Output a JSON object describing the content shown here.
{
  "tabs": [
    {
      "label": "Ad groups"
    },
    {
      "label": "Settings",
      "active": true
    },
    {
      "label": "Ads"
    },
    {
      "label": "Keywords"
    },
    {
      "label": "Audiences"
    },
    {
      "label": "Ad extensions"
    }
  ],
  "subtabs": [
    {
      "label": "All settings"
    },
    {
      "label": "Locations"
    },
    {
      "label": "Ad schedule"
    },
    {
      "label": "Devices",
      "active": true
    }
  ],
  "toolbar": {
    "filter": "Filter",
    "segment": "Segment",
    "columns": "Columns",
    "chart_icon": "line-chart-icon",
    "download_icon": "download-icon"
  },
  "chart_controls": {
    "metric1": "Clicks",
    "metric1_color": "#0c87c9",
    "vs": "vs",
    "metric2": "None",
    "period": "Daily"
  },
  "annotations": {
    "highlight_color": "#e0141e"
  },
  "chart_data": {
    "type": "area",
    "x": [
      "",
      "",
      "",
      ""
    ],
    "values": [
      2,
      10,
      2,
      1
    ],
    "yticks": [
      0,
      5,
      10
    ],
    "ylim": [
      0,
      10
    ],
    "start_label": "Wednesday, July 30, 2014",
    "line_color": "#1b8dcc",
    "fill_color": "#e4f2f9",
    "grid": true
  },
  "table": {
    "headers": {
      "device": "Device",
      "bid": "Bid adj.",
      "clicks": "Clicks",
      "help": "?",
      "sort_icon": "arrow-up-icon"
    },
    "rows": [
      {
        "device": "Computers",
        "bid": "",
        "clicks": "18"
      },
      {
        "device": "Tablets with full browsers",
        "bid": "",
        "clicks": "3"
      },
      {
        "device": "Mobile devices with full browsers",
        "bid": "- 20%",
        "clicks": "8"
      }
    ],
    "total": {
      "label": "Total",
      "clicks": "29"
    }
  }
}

• _Instruction_
Extract each line from the listing above, please, and repeat it exactly.

• _Result below_
Output a JSON object describing the content shown here.
{
  "tabs": [
    {
      "label": "Ad groups"
    },
    {
      "label": "Settings",
      "active": true
    },
    {
      "label": "Ads"
    },
    {
      "label": "Keywords"
    },
    {
      "label": "Audiences"
    },
    {
      "label": "Ad extensions"
    }
  ],
  "subtabs": [
    {
      "label": "All settings"
    },
    {
      "label": "Locations"
    },
    {
      "label": "Ad schedule"
    },
    {
      "label": "Devices",
      "active": true
    }
  ],
  "toolbar": {
    "filter": "Filter",
    "segment": "Segment",
    "columns": "Columns",
    "chart_icon": "line-chart-icon",
    "download_icon": "download-icon"
  },
  "chart_controls": {
    "metric1": "Clicks",
    "metric1_color": "#0c87c9",
    "vs": "vs",
    "metric2": "None",
    "period": "Daily"
  },
  "annotations": {
    "highlight_color": "#e0141e"
  },
  "chart_data": {
    "type": "area",
    "x": [
      "",
      "",
      "",
      ""
    ],
    "values": [
      2,
      10,
      2,
      1
    ],
    "yticks": [
      0,
      5,
      10
    ],
    "ylim": [
      0,
      10
    ],
    "start_label": "Wednesday, July 30, 2014",
    "line_color": "#1b8dcc",
    "fill_color": "#e4f2f9",
    "grid": true
  },
  "table": {
    "headers": {
      "device": "Device",
      "bid": "Bid adj.",
      "clicks": "Clicks",
      "help": "?",
      "sort_icon": "arrow-up-icon"
    },
    "rows": [
      {
        "device": "Computers",
        "bid": "",
        "clicks": "18"
      },
      {
        "device": "Tablets with full browsers",
        "bid": "",
        "clicks": "3"
      },
      {
        "device": "Mobile devices with full browsers",
        "bid": "- 20%",
        "clicks": "8"
      }
    ],
    "total": {
      "label": "Total",
      "clicks": "29"
    }
  }
}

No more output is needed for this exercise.